> _Stored data_:
- - -

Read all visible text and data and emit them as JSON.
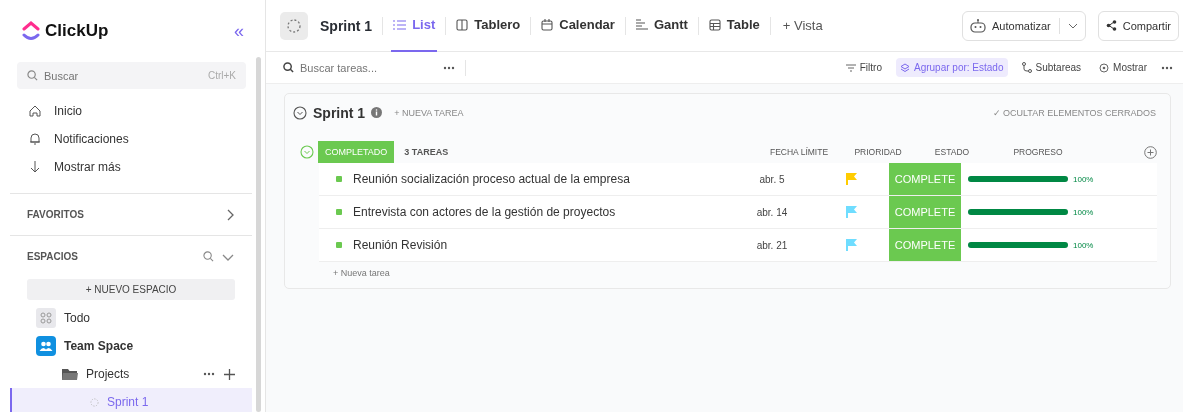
{
  "sidebar": {
    "logo": "ClickUp",
    "collapse": "«",
    "search": {
      "placeholder": "Buscar",
      "shortcut": "Ctrl+K"
    },
    "nav": [
      {
        "label": "Inicio",
        "kind": "home"
      },
      {
        "label": "Notificaciones",
        "kind": "bell"
      },
      {
        "label": "Mostrar más",
        "kind": "down"
      }
    ],
    "favorites": {
      "title": "FAVORITOS",
      "expanded": false
    },
    "spaces": {
      "title": "ESPACIOS",
      "expanded": true,
      "new_button": "+ NUEVO ESPACIO",
      "items": [
        {
          "label": "Todo",
          "kind": "all",
          "selected": false
        },
        {
          "label": "Team Space",
          "kind": "team",
          "selected": false,
          "children": [
            {
              "label": "Projects",
              "kind": "folder",
              "selected": false,
              "children": [
                {
                  "label": "Sprint 1",
                  "kind": "list",
                  "selected": true
                }
              ]
            }
          ]
        }
      ]
    }
  },
  "header": {
    "title": "Sprint 1",
    "tabs": [
      {
        "label": "List",
        "kind": "list",
        "selected": true
      },
      {
        "label": "Tablero",
        "kind": "board",
        "selected": false
      },
      {
        "label": "Calendar",
        "kind": "calendar",
        "selected": false
      },
      {
        "label": "Gantt",
        "kind": "gantt",
        "selected": false
      },
      {
        "label": "Table",
        "kind": "table",
        "selected": false
      }
    ],
    "add_view": "+ Vista",
    "automate": "Automatizar",
    "share": "Compartir"
  },
  "toolbar": {
    "search": {
      "placeholder": "Buscar tareas..."
    },
    "filter": "Filtro",
    "group_by": "Agrupar por: Estado",
    "subtasks": "Subtareas",
    "show": "Mostrar"
  },
  "list": {
    "title": "Sprint 1",
    "new_task": "+ NUEVA TAREA",
    "hide_closed": "✓ OCULTAR ELEMENTOS CERRADOS",
    "group": {
      "status": "COMPLETADO",
      "count": "3 TAREAS",
      "expanded": true,
      "columns": [
        "FECHA LÍMITE",
        "PRIORIDAD",
        "ESTADO",
        "PROGRESO"
      ],
      "rows": [
        {
          "name": "Reunión socialización proceso actual de la empresa",
          "due": "abr. 5",
          "color": "#ffcc00",
          "status": "COMPLETE",
          "level": 1,
          "percent": "100%"
        },
        {
          "name": "Entrevista con actores de la gestión de proyectos",
          "due": "abr. 14",
          "color": "#6fddff",
          "status": "COMPLETE",
          "level": 1,
          "percent": "100%"
        },
        {
          "name": "Reunión Revisión",
          "due": "abr. 21",
          "color": "#6fddff",
          "status": "COMPLETE",
          "level": 1,
          "percent": "100%"
        }
      ],
      "add_task": "+ Nueva tarea"
    }
  }
}
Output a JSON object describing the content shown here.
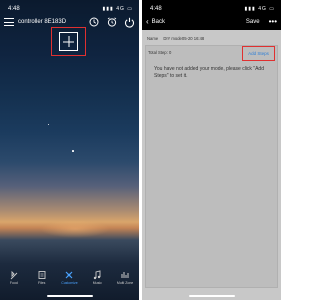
{
  "left": {
    "status": {
      "time": "4:48",
      "network": "4G"
    },
    "header": {
      "title": "controller 8E183D"
    },
    "nav": [
      {
        "key": "food",
        "label": "Food"
      },
      {
        "key": "files",
        "label": "Files"
      },
      {
        "key": "customize",
        "label": "Customize"
      },
      {
        "key": "music",
        "label": "Music"
      },
      {
        "key": "more",
        "label": "Multi Zone"
      }
    ]
  },
  "right": {
    "status": {
      "time": "4:48",
      "network": "4G"
    },
    "header": {
      "back_label": "Back",
      "save_label": "Save",
      "more_label": "•••"
    },
    "name": {
      "label": "Name",
      "value": "DIY mode05-20 16:48"
    },
    "total_step_label": "Total Step: 0",
    "add_steps_label": "Add Steps",
    "empty_message": "You have not added your mode, please click \"Add Steps\" to set it."
  },
  "colors": {
    "accent_red": "#e03030",
    "link_blue": "#2f7fd6",
    "active_nav": "#4aa3ff"
  }
}
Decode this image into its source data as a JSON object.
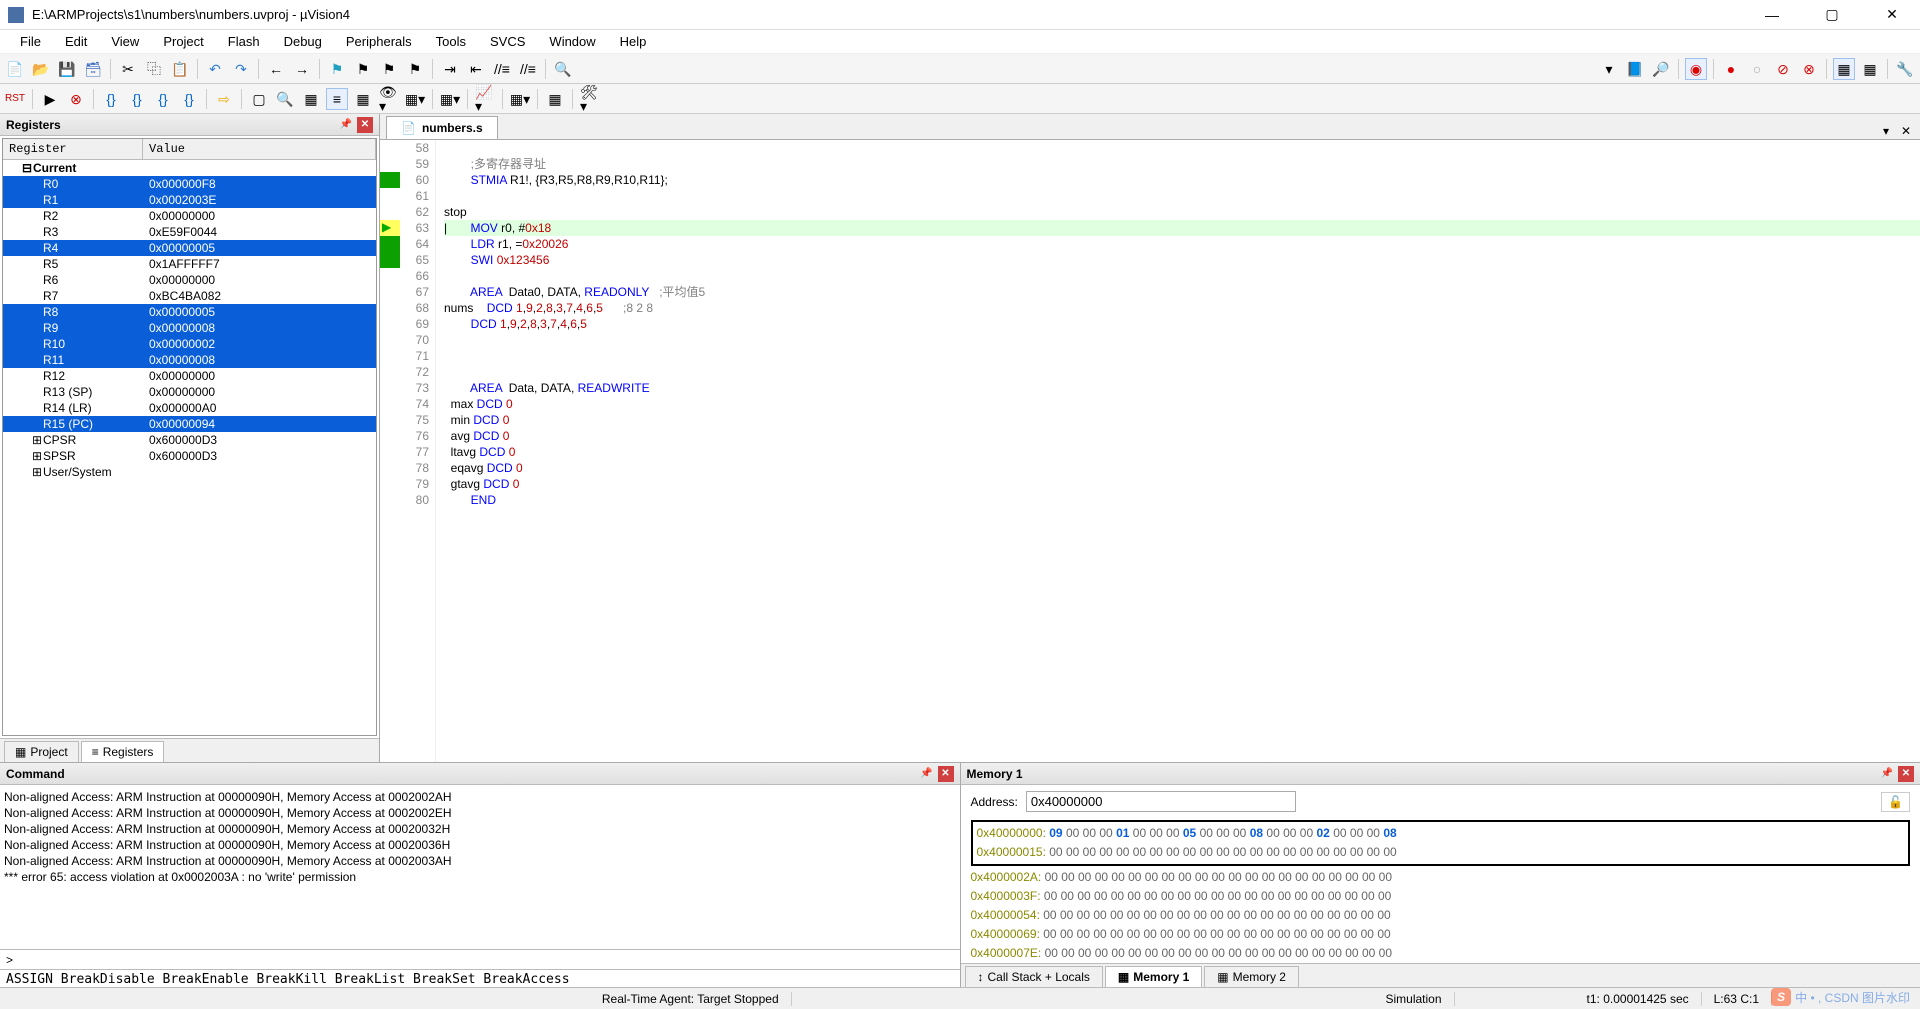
{
  "window": {
    "title": "E:\\ARMProjects\\s1\\numbers\\numbers.uvproj - µVision4"
  },
  "menu": [
    "File",
    "Edit",
    "View",
    "Project",
    "Flash",
    "Debug",
    "Peripherals",
    "Tools",
    "SVCS",
    "Window",
    "Help"
  ],
  "registers_panel": {
    "title": "Registers",
    "col1": "Register",
    "col2": "Value",
    "group": "Current",
    "rows": [
      {
        "name": "R0",
        "value": "0x000000F8",
        "hl": true
      },
      {
        "name": "R1",
        "value": "0x0002003E",
        "hl": true
      },
      {
        "name": "R2",
        "value": "0x00000000",
        "hl": false
      },
      {
        "name": "R3",
        "value": "0xE59F0044",
        "hl": false
      },
      {
        "name": "R4",
        "value": "0x00000005",
        "hl": true
      },
      {
        "name": "R5",
        "value": "0x1AFFFFF7",
        "hl": false
      },
      {
        "name": "R6",
        "value": "0x00000000",
        "hl": false
      },
      {
        "name": "R7",
        "value": "0xBC4BA082",
        "hl": false
      },
      {
        "name": "R8",
        "value": "0x00000005",
        "hl": true
      },
      {
        "name": "R9",
        "value": "0x00000008",
        "hl": true
      },
      {
        "name": "R10",
        "value": "0x00000002",
        "hl": true
      },
      {
        "name": "R11",
        "value": "0x00000008",
        "hl": true
      },
      {
        "name": "R12",
        "value": "0x00000000",
        "hl": false
      },
      {
        "name": "R13 (SP)",
        "value": "0x00000000",
        "hl": false
      },
      {
        "name": "R14 (LR)",
        "value": "0x000000A0",
        "hl": false
      },
      {
        "name": "R15 (PC)",
        "value": "0x00000094",
        "hl": true
      }
    ],
    "extras": [
      {
        "name": "CPSR",
        "value": "0x600000D3"
      },
      {
        "name": "SPSR",
        "value": "0x600000D3"
      },
      {
        "name": "User/System",
        "value": ""
      }
    ]
  },
  "left_tabs": {
    "project": "Project",
    "registers": "Registers"
  },
  "editor": {
    "tab_name": "numbers.s",
    "first_line": 58,
    "lines": [
      {
        "n": 58,
        "html": ""
      },
      {
        "n": 59,
        "html": "        <span class='cmt'>;多寄存器寻址</span>"
      },
      {
        "n": 60,
        "html": "        <span class='kw'>STMIA</span> R1!, {R3,R5,R8,R9,R10,R11};",
        "mark": "green"
      },
      {
        "n": 61,
        "html": ""
      },
      {
        "n": 62,
        "html": "stop"
      },
      {
        "n": 63,
        "html": "|       <span class='kw'>MOV</span> r0, #<span class='num'>0x18</span>",
        "mark": "cursor",
        "cur": true
      },
      {
        "n": 64,
        "html": "        <span class='kw'>LDR</span> r1, =<span class='num'>0x20026</span>",
        "mark": "green"
      },
      {
        "n": 65,
        "html": "        <span class='kw'>SWI</span> <span class='num'>0x123456</span>",
        "mark": "green"
      },
      {
        "n": 66,
        "html": ""
      },
      {
        "n": 67,
        "html": "        <span class='kw'>AREA</span>  Data0, DATA, <span class='kw'>READONLY</span>   <span class='cmt'>;平均值5</span>"
      },
      {
        "n": 68,
        "html": "nums    <span class='kw'>DCD</span> <span class='num'>1</span>,<span class='num'>9</span>,<span class='num'>2</span>,<span class='num'>8</span>,<span class='num'>3</span>,<span class='num'>7</span>,<span class='num'>4</span>,<span class='num'>6</span>,<span class='num'>5</span>      <span class='cmt'>;8 2 8</span>"
      },
      {
        "n": 69,
        "html": "        <span class='kw'>DCD</span> <span class='num'>1</span>,<span class='num'>9</span>,<span class='num'>2</span>,<span class='num'>8</span>,<span class='num'>3</span>,<span class='num'>7</span>,<span class='num'>4</span>,<span class='num'>6</span>,<span class='num'>5</span>"
      },
      {
        "n": 70,
        "html": ""
      },
      {
        "n": 71,
        "html": ""
      },
      {
        "n": 72,
        "html": ""
      },
      {
        "n": 73,
        "html": "        <span class='kw'>AREA</span>  Data, DATA, <span class='kw'>READWRITE</span>"
      },
      {
        "n": 74,
        "html": "  max <span class='kw'>DCD</span> <span class='num'>0</span>"
      },
      {
        "n": 75,
        "html": "  min <span class='kw'>DCD</span> <span class='num'>0</span>"
      },
      {
        "n": 76,
        "html": "  avg <span class='kw'>DCD</span> <span class='num'>0</span>"
      },
      {
        "n": 77,
        "html": "  ltavg <span class='kw'>DCD</span> <span class='num'>0</span>"
      },
      {
        "n": 78,
        "html": "  eqavg <span class='kw'>DCD</span> <span class='num'>0</span>"
      },
      {
        "n": 79,
        "html": "  gtavg <span class='kw'>DCD</span> <span class='num'>0</span>"
      },
      {
        "n": 80,
        "html": "        <span class='kw'>END</span>"
      }
    ]
  },
  "command": {
    "title": "Command",
    "lines": [
      "Non-aligned Access: ARM Instruction at 00000090H, Memory Access at 0002002AH",
      "Non-aligned Access: ARM Instruction at 00000090H, Memory Access at 0002002EH",
      "Non-aligned Access: ARM Instruction at 00000090H, Memory Access at 00020032H",
      "Non-aligned Access: ARM Instruction at 00000090H, Memory Access at 00020036H",
      "Non-aligned Access: ARM Instruction at 00000090H, Memory Access at 0002003AH",
      "*** error 65: access violation at 0x0002003A : no 'write' permission"
    ],
    "prompt": ">",
    "hints": "ASSIGN BreakDisable BreakEnable BreakKill BreakList BreakSet BreakAccess"
  },
  "memory": {
    "title": "Memory 1",
    "addr_label": "Address:",
    "addr_value": "0x40000000",
    "rows": [
      {
        "addr": "0x40000000:",
        "bytes": [
          "09",
          "00",
          "00",
          "00",
          "01",
          "00",
          "00",
          "00",
          "05",
          "00",
          "00",
          "00",
          "08",
          "00",
          "00",
          "00",
          "02",
          "00",
          "00",
          "00",
          "08"
        ],
        "hl": true,
        "box": true
      },
      {
        "addr": "0x40000015:",
        "bytes": [
          "00",
          "00",
          "00",
          "00",
          "00",
          "00",
          "00",
          "00",
          "00",
          "00",
          "00",
          "00",
          "00",
          "00",
          "00",
          "00",
          "00",
          "00",
          "00",
          "00",
          "00"
        ],
        "hl": false,
        "box": true
      },
      {
        "addr": "0x4000002A:",
        "bytes": [
          "00",
          "00",
          "00",
          "00",
          "00",
          "00",
          "00",
          "00",
          "00",
          "00",
          "00",
          "00",
          "00",
          "00",
          "00",
          "00",
          "00",
          "00",
          "00",
          "00",
          "00"
        ],
        "hl": false
      },
      {
        "addr": "0x4000003F:",
        "bytes": [
          "00",
          "00",
          "00",
          "00",
          "00",
          "00",
          "00",
          "00",
          "00",
          "00",
          "00",
          "00",
          "00",
          "00",
          "00",
          "00",
          "00",
          "00",
          "00",
          "00",
          "00"
        ],
        "hl": false
      },
      {
        "addr": "0x40000054:",
        "bytes": [
          "00",
          "00",
          "00",
          "00",
          "00",
          "00",
          "00",
          "00",
          "00",
          "00",
          "00",
          "00",
          "00",
          "00",
          "00",
          "00",
          "00",
          "00",
          "00",
          "00",
          "00"
        ],
        "hl": false
      },
      {
        "addr": "0x40000069:",
        "bytes": [
          "00",
          "00",
          "00",
          "00",
          "00",
          "00",
          "00",
          "00",
          "00",
          "00",
          "00",
          "00",
          "00",
          "00",
          "00",
          "00",
          "00",
          "00",
          "00",
          "00",
          "00"
        ],
        "hl": false
      },
      {
        "addr": "0x4000007E:",
        "bytes": [
          "00",
          "00",
          "00",
          "00",
          "00",
          "00",
          "00",
          "00",
          "00",
          "00",
          "00",
          "00",
          "00",
          "00",
          "00",
          "00",
          "00",
          "00",
          "00",
          "00",
          "00"
        ],
        "hl": false
      }
    ],
    "tabs": {
      "callstack": "Call Stack + Locals",
      "mem1": "Memory 1",
      "mem2": "Memory 2"
    }
  },
  "status": {
    "center": "Real-Time Agent: Target Stopped",
    "sim": "Simulation",
    "t1": "t1: 0.00001425 sec",
    "lc": "L:63 C:1"
  },
  "watermark": {
    "logo": "S",
    "text": "中 • , CSDN 图片水印"
  }
}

- - -

> _WHAT IS NEEDED_: In the entries above, find each line with the string "text" and copy it.

> _PROBLEM SOLUTION_:
Read all visible text and data and emit them as JSON.
    "text": "中 • , CSDN 图片水印"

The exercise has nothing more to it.